From the entries that follow, extract each line holding the string "this".
++++ Record extracts
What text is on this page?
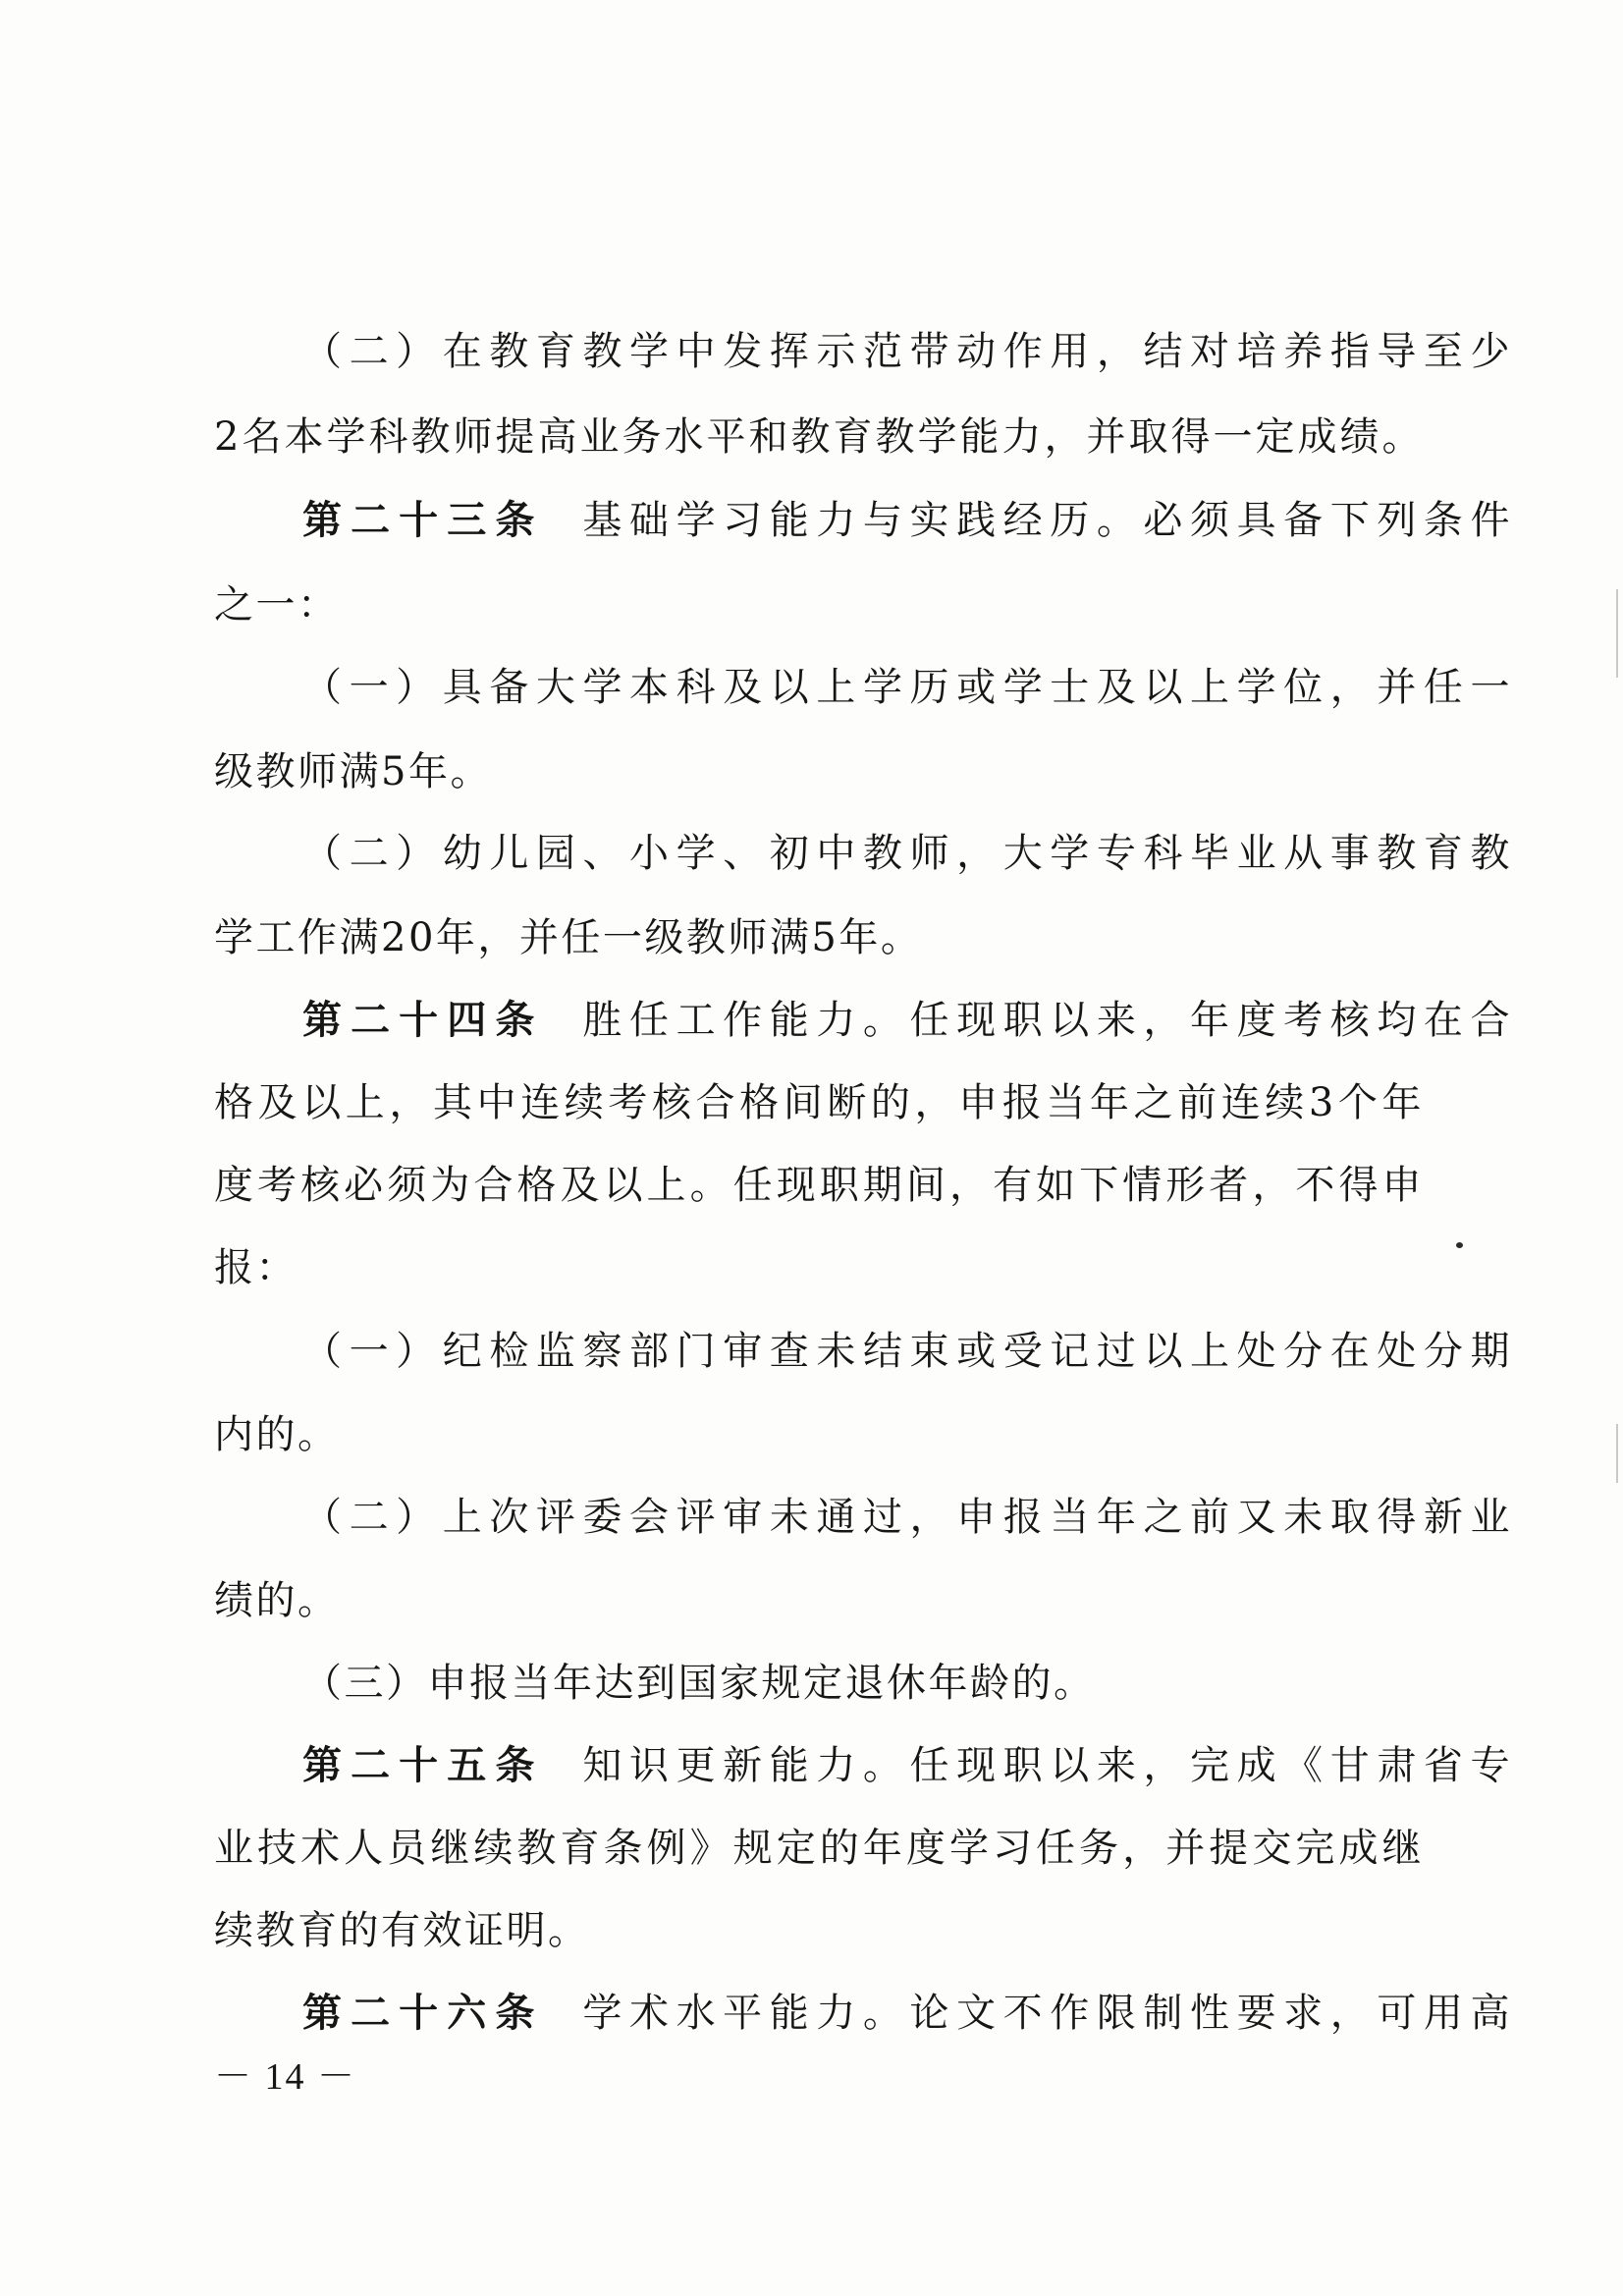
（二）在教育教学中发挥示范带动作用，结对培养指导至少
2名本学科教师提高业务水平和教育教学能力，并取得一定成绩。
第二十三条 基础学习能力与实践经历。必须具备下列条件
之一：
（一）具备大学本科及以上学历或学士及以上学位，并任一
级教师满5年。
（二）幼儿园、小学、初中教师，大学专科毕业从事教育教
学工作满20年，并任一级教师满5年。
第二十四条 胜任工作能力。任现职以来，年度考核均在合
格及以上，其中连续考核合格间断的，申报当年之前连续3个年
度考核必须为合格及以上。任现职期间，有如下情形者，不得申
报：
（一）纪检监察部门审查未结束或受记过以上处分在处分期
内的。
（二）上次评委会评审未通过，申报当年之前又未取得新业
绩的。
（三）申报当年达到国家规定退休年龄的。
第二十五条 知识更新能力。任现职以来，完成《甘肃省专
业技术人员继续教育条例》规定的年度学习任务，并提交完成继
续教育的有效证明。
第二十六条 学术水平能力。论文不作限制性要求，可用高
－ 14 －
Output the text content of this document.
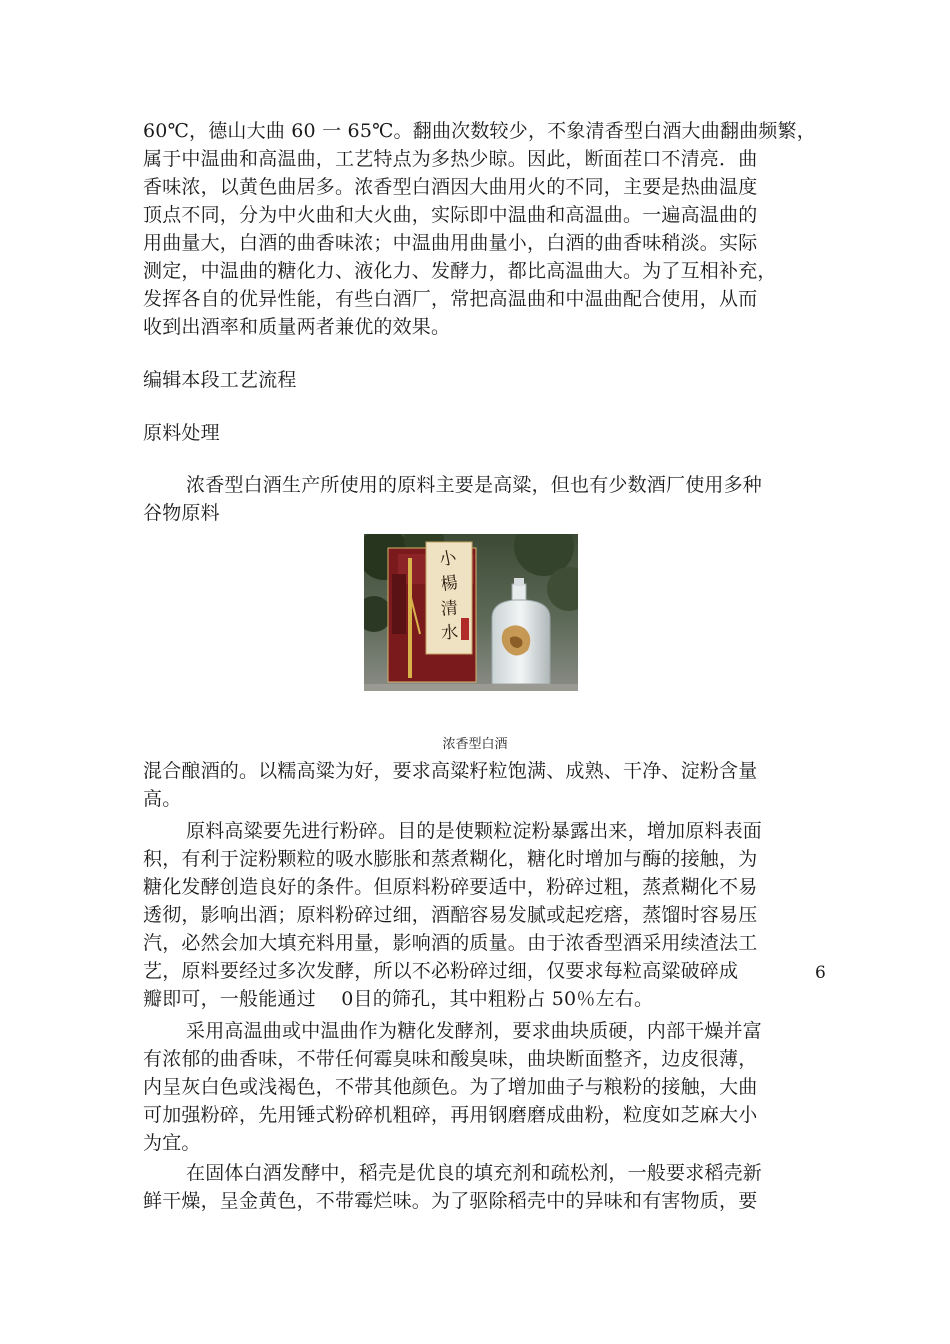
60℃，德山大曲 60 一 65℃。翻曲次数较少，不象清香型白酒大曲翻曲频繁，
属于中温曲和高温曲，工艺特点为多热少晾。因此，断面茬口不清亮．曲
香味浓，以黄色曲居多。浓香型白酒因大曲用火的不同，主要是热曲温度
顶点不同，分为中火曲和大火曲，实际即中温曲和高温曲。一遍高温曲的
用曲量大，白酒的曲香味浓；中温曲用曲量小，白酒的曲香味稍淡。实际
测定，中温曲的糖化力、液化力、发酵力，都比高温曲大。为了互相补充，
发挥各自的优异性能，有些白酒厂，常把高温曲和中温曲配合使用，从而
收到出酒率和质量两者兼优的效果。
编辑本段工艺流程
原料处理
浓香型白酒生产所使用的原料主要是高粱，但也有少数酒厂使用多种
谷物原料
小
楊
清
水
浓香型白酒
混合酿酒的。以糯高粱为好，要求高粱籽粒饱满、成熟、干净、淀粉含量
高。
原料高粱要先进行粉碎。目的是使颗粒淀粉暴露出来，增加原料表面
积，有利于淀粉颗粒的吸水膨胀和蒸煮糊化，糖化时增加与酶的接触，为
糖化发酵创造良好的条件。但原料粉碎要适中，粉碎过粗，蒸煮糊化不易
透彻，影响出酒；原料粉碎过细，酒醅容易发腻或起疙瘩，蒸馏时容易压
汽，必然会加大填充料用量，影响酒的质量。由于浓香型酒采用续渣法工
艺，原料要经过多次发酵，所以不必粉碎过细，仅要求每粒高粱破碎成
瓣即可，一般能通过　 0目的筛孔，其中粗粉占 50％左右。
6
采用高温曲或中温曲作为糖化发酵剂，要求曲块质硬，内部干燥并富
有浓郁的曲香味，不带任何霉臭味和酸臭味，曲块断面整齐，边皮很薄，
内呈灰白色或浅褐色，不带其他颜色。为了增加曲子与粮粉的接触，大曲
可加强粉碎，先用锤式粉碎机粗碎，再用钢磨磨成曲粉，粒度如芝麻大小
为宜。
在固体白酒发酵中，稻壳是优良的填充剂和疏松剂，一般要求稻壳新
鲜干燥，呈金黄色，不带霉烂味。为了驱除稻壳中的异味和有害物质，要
++++++++
In response.
What text is on this page?
Output the text content of this document.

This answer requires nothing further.